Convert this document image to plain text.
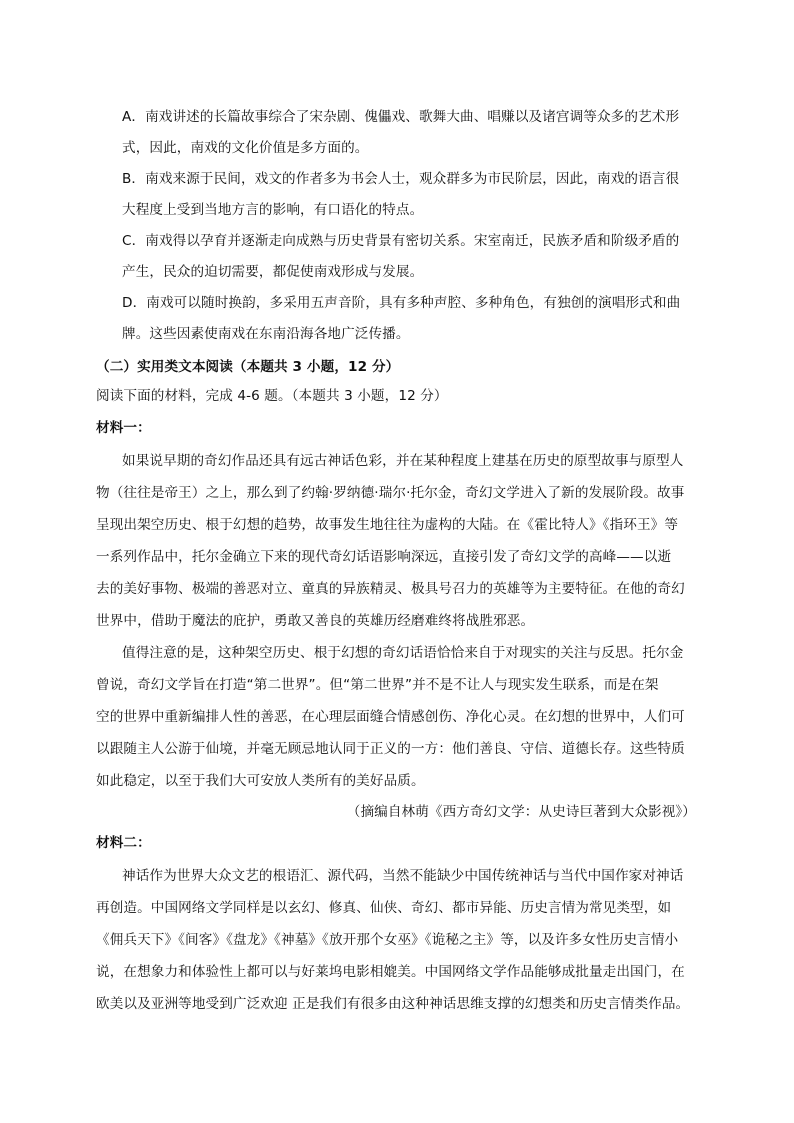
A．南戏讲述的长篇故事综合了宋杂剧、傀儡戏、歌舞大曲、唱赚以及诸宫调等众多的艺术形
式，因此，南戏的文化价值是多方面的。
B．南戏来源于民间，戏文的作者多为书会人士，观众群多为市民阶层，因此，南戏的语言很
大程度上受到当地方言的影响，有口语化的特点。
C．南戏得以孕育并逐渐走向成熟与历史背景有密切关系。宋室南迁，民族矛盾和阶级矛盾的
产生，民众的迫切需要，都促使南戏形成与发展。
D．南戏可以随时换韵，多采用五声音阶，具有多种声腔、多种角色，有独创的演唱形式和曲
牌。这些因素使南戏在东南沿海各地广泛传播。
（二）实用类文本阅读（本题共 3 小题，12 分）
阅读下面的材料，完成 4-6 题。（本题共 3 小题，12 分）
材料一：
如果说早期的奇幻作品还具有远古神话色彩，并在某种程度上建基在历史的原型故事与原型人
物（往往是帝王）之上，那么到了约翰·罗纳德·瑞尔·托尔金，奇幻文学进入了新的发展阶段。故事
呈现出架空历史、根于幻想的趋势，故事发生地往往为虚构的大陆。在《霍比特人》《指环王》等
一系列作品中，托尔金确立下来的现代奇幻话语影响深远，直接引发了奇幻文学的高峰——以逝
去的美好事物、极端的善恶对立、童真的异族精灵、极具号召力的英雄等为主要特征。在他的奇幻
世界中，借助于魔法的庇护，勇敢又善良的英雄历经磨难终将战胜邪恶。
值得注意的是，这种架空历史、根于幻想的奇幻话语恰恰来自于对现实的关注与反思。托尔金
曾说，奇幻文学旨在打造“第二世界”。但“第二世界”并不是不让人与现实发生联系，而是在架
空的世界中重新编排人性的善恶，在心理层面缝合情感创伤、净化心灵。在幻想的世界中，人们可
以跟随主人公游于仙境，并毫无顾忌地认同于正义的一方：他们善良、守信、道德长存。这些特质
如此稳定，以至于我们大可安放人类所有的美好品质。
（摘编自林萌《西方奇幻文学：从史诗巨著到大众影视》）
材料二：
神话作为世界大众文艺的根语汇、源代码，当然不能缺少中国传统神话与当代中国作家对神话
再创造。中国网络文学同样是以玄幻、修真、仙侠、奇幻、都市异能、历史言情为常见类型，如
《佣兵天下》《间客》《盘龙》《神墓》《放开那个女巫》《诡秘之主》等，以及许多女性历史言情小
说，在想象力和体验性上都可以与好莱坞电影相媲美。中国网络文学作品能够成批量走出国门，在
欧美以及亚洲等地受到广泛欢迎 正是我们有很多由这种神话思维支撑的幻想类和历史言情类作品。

++++++

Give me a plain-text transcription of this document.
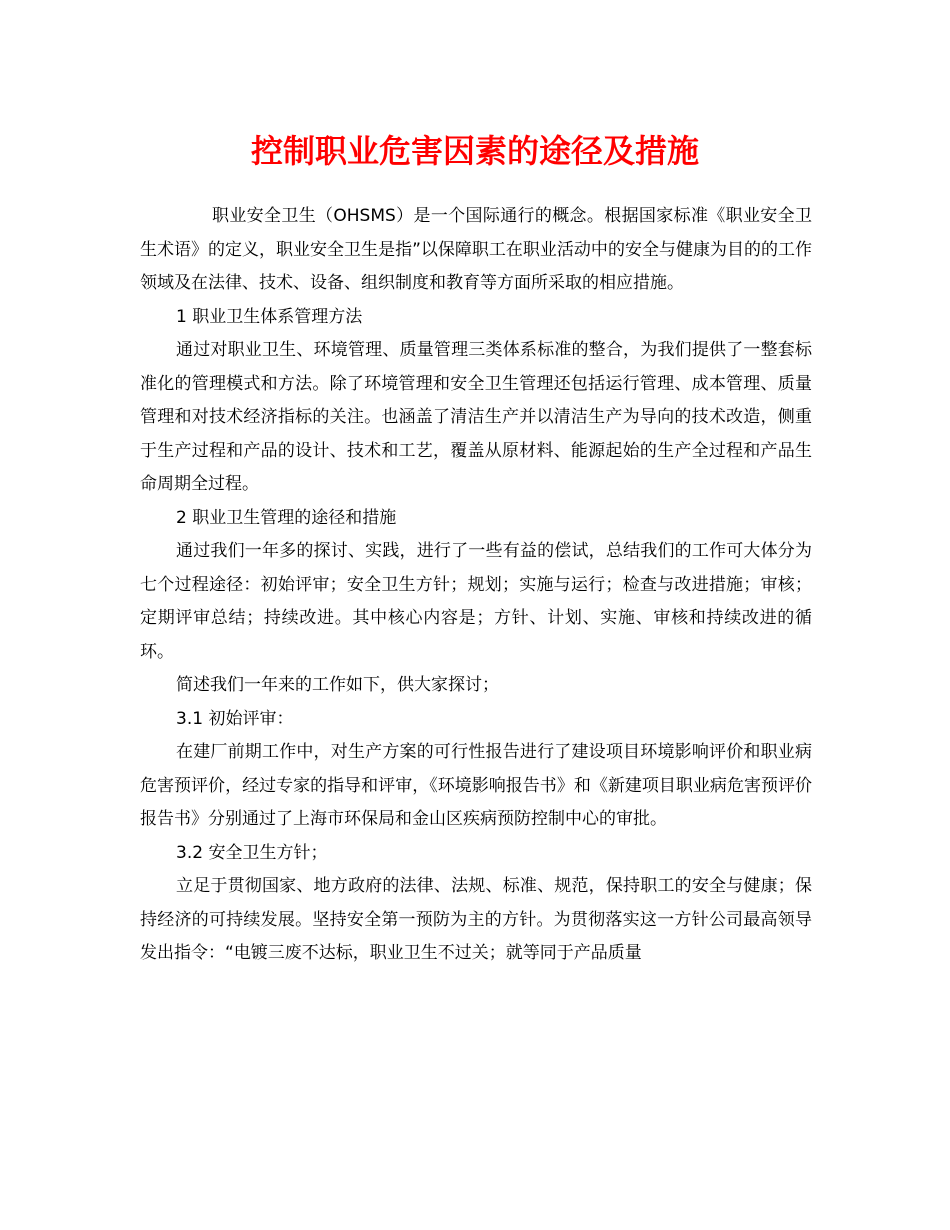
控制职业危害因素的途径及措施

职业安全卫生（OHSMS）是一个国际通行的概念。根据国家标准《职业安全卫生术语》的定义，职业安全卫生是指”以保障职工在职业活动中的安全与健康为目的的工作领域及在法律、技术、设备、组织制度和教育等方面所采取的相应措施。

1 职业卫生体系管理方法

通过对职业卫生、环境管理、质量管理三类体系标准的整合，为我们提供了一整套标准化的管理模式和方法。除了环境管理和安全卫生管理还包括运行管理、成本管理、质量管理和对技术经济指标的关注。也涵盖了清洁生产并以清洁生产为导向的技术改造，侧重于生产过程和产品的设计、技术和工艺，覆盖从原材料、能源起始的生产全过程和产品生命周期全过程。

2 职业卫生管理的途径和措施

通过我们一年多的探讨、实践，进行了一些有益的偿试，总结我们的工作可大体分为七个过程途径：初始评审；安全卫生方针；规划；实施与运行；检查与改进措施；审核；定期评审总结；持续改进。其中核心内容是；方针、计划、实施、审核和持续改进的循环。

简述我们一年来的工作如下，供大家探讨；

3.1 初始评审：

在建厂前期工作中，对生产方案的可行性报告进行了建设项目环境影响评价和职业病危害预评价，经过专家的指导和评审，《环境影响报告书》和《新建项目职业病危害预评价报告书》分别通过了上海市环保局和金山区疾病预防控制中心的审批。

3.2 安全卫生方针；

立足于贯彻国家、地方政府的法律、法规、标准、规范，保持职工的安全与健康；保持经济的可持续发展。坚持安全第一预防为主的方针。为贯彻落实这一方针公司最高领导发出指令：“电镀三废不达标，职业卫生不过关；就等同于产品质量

++++++

• _Work to complete_
Find the word "初始评审" in the data and copy out each line where it turns up.

• _Reply_
通过我们一年多的探讨、实践，进行了一些有益的偿试，总结我们的工作可大体分为七个过程途径：初始评审；安全卫生方针；规划；实施与运行；检查与改进措施；审核；定期评审总结；持续改进。其中核心内容是；方针、计划、实施、审核和持续改进的循环。
3.1 初始评审：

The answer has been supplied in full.